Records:
---
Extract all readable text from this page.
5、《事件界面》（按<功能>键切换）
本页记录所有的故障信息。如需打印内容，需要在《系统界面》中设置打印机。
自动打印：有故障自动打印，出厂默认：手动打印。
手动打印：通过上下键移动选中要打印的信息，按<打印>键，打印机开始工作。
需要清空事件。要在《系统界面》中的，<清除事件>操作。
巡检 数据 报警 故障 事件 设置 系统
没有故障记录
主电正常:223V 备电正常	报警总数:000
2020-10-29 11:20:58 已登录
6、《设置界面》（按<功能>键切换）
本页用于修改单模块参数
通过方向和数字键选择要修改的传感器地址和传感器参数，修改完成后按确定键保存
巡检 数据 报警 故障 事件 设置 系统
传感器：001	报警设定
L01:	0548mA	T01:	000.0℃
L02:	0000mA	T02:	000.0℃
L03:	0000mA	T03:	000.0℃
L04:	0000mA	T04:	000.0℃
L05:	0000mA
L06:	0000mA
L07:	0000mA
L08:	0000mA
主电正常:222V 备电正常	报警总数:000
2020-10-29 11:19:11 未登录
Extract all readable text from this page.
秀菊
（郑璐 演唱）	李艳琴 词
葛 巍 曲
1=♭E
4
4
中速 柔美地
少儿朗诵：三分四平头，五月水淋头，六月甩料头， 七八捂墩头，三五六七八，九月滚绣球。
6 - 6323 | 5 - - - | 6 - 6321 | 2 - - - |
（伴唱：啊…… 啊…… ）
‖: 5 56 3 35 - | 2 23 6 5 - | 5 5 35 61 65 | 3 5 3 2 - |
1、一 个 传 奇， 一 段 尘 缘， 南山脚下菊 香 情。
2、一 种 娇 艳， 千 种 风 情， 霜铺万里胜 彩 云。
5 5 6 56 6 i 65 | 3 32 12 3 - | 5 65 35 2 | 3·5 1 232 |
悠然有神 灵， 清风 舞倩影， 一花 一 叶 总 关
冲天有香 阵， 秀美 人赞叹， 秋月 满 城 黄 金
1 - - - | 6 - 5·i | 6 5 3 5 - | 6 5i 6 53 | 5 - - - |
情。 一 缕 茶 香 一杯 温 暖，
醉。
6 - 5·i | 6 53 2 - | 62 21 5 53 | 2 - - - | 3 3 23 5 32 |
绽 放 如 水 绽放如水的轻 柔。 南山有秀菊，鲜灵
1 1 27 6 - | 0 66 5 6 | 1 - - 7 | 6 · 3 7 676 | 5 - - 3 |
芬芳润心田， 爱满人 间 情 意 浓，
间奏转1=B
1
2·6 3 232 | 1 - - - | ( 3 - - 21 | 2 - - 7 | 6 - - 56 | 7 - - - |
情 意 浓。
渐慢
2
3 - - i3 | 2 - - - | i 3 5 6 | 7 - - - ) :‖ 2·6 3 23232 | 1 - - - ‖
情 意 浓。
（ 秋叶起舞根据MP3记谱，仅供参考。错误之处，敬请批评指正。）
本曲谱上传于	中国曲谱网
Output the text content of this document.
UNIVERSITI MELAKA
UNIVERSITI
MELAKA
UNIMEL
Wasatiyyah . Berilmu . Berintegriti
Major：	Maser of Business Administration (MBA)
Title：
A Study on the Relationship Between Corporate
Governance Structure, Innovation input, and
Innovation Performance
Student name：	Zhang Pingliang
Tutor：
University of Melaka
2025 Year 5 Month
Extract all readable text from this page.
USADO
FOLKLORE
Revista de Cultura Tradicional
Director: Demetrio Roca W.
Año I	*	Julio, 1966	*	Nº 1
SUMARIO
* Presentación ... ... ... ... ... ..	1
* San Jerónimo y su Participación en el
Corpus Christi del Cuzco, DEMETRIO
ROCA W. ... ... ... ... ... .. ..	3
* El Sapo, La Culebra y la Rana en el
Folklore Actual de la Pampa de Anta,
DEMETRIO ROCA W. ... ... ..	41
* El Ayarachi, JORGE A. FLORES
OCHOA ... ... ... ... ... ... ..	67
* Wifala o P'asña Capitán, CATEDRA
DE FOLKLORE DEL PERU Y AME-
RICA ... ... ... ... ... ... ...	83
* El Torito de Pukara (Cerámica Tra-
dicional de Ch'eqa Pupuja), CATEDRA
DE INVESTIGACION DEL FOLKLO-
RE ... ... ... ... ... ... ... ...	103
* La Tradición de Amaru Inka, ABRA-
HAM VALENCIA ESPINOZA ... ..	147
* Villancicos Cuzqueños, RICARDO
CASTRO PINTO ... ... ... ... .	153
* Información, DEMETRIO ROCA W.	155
---
Return the lines of the records that include the string "备电正常".

Written solution:
主电正常:223V 备电正常	报警总数:000
主电正常:222V 备电正常	报警总数:000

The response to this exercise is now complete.